Direction: Could you echo back the entries verbatim, from the very first line down through the line containing "292, 479, 298]", both ends included?
- - - - - - -
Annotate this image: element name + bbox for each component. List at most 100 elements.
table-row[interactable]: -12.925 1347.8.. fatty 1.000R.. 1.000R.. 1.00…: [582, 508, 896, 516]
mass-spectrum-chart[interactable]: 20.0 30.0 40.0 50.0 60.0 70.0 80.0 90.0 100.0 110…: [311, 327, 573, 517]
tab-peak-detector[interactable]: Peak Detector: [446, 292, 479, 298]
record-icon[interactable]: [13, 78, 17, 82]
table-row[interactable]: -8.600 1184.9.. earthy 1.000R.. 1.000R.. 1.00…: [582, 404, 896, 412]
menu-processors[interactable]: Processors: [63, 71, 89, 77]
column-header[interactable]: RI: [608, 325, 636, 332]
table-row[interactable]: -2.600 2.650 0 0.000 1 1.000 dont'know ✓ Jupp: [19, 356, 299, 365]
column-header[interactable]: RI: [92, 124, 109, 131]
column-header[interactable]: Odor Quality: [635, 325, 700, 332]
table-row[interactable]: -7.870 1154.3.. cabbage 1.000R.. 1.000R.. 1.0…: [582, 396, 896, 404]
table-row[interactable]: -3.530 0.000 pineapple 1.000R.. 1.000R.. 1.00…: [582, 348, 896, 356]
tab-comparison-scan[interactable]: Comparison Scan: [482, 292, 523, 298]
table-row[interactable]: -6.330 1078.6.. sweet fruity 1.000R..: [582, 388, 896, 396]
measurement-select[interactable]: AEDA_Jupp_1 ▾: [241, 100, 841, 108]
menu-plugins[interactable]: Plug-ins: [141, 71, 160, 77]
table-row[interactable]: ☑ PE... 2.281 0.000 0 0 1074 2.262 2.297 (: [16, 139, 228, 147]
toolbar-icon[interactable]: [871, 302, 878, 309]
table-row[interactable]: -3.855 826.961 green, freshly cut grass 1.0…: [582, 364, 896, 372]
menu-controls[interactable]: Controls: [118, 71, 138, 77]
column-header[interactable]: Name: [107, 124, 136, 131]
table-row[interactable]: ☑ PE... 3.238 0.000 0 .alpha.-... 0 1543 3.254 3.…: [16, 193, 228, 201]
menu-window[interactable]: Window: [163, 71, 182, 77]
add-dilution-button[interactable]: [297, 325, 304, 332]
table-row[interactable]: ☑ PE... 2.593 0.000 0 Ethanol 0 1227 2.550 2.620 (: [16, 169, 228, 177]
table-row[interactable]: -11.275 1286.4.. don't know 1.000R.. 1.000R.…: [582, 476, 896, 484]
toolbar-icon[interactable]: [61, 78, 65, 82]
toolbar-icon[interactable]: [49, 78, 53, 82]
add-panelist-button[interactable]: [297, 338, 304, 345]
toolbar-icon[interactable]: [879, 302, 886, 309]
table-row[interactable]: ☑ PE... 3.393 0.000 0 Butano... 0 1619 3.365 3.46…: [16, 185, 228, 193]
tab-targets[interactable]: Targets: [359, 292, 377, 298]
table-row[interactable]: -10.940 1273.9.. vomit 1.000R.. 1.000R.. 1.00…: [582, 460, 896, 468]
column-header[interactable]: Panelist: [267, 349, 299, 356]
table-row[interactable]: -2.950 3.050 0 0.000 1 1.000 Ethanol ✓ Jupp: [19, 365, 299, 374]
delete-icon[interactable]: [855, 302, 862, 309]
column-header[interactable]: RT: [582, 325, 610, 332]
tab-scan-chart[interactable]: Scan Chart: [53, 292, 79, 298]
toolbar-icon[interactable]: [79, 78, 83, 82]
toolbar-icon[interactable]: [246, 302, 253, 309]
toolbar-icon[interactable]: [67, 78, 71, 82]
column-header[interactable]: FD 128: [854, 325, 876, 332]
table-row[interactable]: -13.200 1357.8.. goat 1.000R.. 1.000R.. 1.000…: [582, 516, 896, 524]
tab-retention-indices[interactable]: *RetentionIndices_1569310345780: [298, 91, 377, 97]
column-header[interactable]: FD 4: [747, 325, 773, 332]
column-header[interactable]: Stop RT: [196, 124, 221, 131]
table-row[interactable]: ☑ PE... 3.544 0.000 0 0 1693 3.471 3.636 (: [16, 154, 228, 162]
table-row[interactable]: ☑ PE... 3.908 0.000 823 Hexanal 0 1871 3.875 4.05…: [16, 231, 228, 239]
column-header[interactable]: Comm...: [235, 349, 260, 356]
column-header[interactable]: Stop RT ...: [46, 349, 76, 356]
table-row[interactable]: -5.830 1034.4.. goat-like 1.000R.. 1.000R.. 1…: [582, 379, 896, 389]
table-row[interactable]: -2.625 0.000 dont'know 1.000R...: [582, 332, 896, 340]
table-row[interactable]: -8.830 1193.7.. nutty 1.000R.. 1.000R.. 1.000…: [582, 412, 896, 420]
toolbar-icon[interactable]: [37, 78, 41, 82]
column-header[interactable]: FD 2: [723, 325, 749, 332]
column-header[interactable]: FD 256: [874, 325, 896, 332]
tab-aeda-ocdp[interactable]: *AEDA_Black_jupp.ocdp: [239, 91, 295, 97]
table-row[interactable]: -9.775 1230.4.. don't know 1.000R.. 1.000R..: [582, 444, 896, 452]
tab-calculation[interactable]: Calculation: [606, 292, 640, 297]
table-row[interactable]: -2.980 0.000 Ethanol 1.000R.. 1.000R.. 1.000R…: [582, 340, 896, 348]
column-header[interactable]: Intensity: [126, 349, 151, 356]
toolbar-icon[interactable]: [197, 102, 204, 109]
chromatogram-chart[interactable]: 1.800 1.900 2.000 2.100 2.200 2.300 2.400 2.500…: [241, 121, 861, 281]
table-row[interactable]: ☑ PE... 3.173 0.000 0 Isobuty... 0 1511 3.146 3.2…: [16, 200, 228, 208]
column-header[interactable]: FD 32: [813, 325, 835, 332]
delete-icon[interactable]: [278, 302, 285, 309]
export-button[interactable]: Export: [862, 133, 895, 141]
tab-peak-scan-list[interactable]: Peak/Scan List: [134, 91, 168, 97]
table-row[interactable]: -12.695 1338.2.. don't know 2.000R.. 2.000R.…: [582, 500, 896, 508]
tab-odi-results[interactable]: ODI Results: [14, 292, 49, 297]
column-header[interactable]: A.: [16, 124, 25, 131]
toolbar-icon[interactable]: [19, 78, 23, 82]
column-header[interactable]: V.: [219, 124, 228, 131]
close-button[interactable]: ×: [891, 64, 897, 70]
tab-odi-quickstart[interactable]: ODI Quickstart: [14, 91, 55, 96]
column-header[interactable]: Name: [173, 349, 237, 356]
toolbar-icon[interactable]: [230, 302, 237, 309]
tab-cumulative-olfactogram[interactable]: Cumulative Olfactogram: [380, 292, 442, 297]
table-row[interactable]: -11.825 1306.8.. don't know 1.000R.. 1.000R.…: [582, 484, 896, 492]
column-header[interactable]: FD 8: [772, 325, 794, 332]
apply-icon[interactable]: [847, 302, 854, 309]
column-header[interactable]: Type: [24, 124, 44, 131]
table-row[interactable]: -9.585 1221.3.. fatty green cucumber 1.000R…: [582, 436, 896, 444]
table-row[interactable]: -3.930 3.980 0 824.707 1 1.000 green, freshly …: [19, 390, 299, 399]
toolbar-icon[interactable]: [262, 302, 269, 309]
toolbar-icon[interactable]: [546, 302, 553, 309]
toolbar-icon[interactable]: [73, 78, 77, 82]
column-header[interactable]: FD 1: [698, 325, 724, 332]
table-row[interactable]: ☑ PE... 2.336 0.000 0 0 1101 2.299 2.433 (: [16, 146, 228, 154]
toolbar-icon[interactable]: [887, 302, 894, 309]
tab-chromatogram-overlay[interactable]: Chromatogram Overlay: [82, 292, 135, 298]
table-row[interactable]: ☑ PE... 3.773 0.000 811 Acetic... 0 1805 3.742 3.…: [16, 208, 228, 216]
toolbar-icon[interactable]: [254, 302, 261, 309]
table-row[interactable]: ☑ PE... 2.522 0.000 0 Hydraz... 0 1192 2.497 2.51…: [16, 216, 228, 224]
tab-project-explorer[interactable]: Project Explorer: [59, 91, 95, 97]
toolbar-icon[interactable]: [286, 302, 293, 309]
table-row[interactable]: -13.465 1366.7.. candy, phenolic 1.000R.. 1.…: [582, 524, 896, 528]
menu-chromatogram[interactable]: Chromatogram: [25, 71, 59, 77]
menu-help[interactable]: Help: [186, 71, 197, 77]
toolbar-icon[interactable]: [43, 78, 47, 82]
- - - - - - -
Worked answer:
Annotate this image: element name + bbox for each component. List at most 100 elements.
table-row[interactable]: -12.925 1347.8.. fatty 1.000R.. 1.000R.. 1.00…: [582, 508, 896, 516]
mass-spectrum-chart[interactable]: 20.0 30.0 40.0 50.0 60.0 70.0 80.0 90.0 100.0 110…: [311, 327, 573, 517]
tab-peak-detector[interactable]: Peak Detector: [446, 292, 479, 298]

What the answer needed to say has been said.